## To be done
Reproduce the following material exactly, including every line.
##############################
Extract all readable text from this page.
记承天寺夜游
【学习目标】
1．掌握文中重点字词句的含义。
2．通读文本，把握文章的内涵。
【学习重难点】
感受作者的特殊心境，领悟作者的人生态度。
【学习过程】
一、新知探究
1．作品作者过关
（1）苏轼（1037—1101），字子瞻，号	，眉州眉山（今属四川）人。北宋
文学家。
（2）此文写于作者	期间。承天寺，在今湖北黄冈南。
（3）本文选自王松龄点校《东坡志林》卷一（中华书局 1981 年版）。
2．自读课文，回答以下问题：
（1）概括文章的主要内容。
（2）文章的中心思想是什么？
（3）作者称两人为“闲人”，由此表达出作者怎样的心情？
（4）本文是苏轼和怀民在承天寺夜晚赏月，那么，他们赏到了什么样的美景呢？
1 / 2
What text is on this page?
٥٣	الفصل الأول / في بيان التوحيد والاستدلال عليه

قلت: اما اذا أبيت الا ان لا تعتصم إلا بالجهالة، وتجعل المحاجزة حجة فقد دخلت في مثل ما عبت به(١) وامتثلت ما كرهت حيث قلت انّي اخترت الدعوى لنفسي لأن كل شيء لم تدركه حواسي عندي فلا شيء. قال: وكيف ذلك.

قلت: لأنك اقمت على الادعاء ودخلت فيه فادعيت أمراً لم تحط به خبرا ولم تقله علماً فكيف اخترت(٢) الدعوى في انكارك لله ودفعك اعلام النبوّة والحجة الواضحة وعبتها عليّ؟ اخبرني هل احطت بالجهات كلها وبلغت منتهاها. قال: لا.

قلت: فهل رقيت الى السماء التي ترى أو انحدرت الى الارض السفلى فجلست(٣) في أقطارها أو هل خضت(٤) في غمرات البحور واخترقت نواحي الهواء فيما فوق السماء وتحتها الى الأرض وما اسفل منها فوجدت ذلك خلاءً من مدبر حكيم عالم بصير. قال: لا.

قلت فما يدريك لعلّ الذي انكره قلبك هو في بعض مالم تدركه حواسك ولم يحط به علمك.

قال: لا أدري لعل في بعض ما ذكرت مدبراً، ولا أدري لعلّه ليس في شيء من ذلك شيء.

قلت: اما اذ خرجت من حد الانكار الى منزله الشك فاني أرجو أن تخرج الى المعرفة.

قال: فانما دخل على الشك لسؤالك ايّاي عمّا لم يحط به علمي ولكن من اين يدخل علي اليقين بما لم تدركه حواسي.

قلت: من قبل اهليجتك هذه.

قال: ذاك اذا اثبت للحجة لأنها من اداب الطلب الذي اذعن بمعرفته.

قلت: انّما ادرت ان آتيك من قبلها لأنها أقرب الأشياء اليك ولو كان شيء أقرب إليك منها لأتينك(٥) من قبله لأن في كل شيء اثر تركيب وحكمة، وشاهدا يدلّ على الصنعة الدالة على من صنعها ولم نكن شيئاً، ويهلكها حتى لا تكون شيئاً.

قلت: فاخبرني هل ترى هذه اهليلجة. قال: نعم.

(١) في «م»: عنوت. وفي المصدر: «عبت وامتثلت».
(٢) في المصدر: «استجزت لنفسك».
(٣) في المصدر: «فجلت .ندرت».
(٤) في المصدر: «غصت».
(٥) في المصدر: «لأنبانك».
##############################
## Solution to this problem
Extract all readable text from this page.
记承天寺夜游
【学习目标】
1．掌握文中重点字词句的含义。
2．通读文本，把握文章的内涵。
【学习重难点】
感受作者的特殊心境，领悟作者的人生态度。
【学习过程】
一、新知探究
1．作品作者过关
（1）苏轼（1037—1101），字子瞻，号	，眉州眉山（今属四川）人。北宋
文学家。
（2）此文写于作者	期间。承天寺，在今湖北黄冈南。
（3）本文选自王松龄点校《东坡志林》卷一（中华书局 1981 年版）。
2．自读课文，回答以下问题：
（1）概括文章的主要内容。
（2）文章的中心思想是什么？
（3）作者称两人为“闲人”，由此表达出作者怎样的心情？
（4）本文是苏轼和怀民在承天寺夜晚赏月，那么，他们赏到了什么样的美景呢？
1 / 2
What text is on this page?
٥٣	الفصل الأول / في بيان التوحيد والاستدلال عليه

قلت: اما اذا أبيت الا ان لا تعتصم إلا بالجهالة، وتجعل المحاجزة حجة فقد دخلت في مثل ما عبت به(١) وامتثلت ما كرهت حيث قلت انّي اخترت الدعوى لنفسي لأن كل شيء لم تدركه حواسي عندي فلا شيء. قال: وكيف ذلك.

قلت: لأنك اقمت على الادعاء ودخلت فيه فادعيت أمراً لم تحط به خبرا ولم تقله علماً فكيف اخترت(٢) الدعوى في انكارك لله ودفعك اعلام النبوّة والحجة الواضحة وعبتها عليّ؟ اخبرني هل احطت بالجهات كلها وبلغت منتهاها. قال: لا.

قلت: فهل رقيت الى السماء التي ترى أو انحدرت الى الارض السفلى فجلست(٣) في أقطارها أو هل خضت(٤) في غمرات البحور واخترقت نواحي الهواء فيما فوق السماء وتحتها الى الأرض وما اسفل منها فوجدت ذلك خلاءً من مدبر حكيم عالم بصير. قال: لا.

قلت فما يدريك لعلّ الذي انكره قلبك هو في بعض مالم تدركه حواسك ولم يحط به علمك.

قال: لا أدري لعل في بعض ما ذكرت مدبراً، ولا أدري لعلّه ليس في شيء من ذلك شيء.

قلت: اما اذ خرجت من حد الانكار الى منزله الشك فاني أرجو أن تخرج الى المعرفة.

قال: فانما دخل على الشك لسؤالك ايّاي عمّا لم يحط به علمي ولكن من اين يدخل علي اليقين بما لم تدركه حواسي.

قلت: من قبل اهليجتك هذه.

قال: ذاك اذا اثبت للحجة لأنها من اداب الطلب الذي اذعن بمعرفته.

قلت: انّما ادرت ان آتيك من قبلها لأنها أقرب الأشياء اليك ولو كان شيء أقرب إليك منها لأتينك(٥) من قبله لأن في كل شيء اثر تركيب وحكمة، وشاهدا يدلّ على الصنعة الدالة على من صنعها ولم نكن شيئاً، ويهلكها حتى لا تكون شيئاً.

قلت: فاخبرني هل ترى هذه اهليلجة. قال: نعم.

(١) في «م»: عنوت. وفي المصدر: «عبت وامتثلت».
(٢) في المصدر: «استجزت لنفسك».
(٣) في المصدر: «فجلت .ندرت».
(٤) في المصدر: «غصت».
(٥) في المصدر: «لأنبانك».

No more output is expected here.